Exercise description
Your task is to print every entry below exactly as given.

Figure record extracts
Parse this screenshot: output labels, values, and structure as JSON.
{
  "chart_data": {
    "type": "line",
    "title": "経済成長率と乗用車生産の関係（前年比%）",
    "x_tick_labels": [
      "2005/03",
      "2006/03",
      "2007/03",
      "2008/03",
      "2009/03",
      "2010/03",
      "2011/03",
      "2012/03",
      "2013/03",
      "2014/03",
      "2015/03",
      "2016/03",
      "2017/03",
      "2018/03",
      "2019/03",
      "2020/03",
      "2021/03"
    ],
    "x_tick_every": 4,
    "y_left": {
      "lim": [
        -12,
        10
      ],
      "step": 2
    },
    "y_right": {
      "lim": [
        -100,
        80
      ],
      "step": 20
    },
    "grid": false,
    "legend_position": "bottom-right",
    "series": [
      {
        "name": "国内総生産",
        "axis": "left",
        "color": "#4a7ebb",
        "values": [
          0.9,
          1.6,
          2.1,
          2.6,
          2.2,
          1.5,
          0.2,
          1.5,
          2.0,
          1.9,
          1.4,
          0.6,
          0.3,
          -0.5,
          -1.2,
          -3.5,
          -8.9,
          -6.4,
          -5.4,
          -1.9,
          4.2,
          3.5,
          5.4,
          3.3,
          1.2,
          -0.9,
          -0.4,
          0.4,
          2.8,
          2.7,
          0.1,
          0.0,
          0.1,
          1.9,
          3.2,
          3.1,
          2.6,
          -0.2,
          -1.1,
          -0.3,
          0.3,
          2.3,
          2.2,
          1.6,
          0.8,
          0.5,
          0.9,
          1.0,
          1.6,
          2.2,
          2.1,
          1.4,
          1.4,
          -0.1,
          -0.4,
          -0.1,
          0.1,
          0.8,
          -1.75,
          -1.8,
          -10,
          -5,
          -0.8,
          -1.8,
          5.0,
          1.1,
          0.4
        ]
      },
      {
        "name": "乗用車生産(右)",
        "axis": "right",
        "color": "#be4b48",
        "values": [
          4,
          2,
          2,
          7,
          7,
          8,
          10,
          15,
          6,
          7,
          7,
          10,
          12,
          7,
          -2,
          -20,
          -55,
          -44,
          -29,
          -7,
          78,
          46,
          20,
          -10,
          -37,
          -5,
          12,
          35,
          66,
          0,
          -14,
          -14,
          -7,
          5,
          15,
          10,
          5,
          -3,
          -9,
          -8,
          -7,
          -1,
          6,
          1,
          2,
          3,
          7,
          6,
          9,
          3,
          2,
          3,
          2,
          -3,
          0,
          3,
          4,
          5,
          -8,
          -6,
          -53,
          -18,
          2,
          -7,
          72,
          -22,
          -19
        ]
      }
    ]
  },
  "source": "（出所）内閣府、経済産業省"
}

Solved problem
Parse this screenshot: output labels, values, and structure as JSON.
{
  "chart_data": {
    "type": "line",
    "title": "経済成長率と乗用車生産の関係（前年比%）",
    "x_tick_labels": [
      "2005/03",
      "2006/03",
      "2007/03",
      "2008/03",
      "2009/03",
      "2010/03",
      "2011/03",
      "2012/03",
      "2013/03",
      "2014/03",
      "2015/03",
      "2016/03",
      "2017/03",
      "2018/03",
      "2019/03",
      "2020/03",
      "2021/03"
    ],
    "x_tick_every": 4,
    "y_left": {
      "lim": [
        -12,
        10
      ],
      "step": 2
    },
    "y_right": {
      "lim": [
        -100,
        80
      ],
      "step": 20
    },
    "grid": false,
    "legend_position": "bottom-right",
    "series": [
      {
        "name": "国内総生産",
        "axis": "left",
        "color": "#4a7ebb",
        "values": [
          0.9,
          1.6,
          2.1,
          2.6,
          2.2,
          1.5,
          0.2,
          1.5,
          2.0,
          1.9,
          1.4,
          0.6,
          0.3,
          -0.5,
          -1.2,
          -3.5,
          -8.9,
          -6.4,
          -5.4,
          -1.9,
          4.2,
          3.5,
          5.4,
          3.3,
          1.2,
          -0.9,
          -0.4,
          0.4,
          2.8,
          2.7,
          0.1,
          0.0,
          0.1,
          1.9,
          3.2,
          3.1,
          2.6,
          -0.2,
          -1.1,
          -0.3,
          0.3,
          2.3,
          2.2,
          1.6,
          0.8,
          0.5,
          0.9,
          1.0,
          1.6,
          2.2,
          2.1,
          1.4,
          1.4,
          -0.1,
          -0.4,
          -0.1,
          0.1,
          0.8,
          -1.75,
          -1.8,
          -10,
          -5,
          -0.8,
          -1.8,
          5.0,
          1.1,
          0.4
        ]
      },
      {
        "name": "乗用車生産(右)",
        "axis": "right",
        "color": "#be4b48",
        "values": [
          4,
          2,
          2,
          7,
          7,
          8,
          10,
          15,
          6,
          7,
          7,
          10,
          12,
          7,
          -2,
          -20,
          -55,
          -44,
          -29,
          -7,
          78,
          46,
          20,
          -10,
          -37,
          -5,
          12,
          35,
          66,
          0,
          -14,
          -14,
          -7,
          5,
          15,
          10,
          5,
          -3,
          -9,
          -8,
          -7,
          -1,
          6,
          1,
          2,
          3,
          7,
          6,
          9,
          3,
          2,
          3,
          2,
          -3,
          0,
          3,
          4,
          5,
          -8,
          -6,
          -53,
          -18,
          2,
          -7,
          72,
          -22,
          -19
        ]
      }
    ]
  },
  "source": "（出所）内閣府、経済産業省"
}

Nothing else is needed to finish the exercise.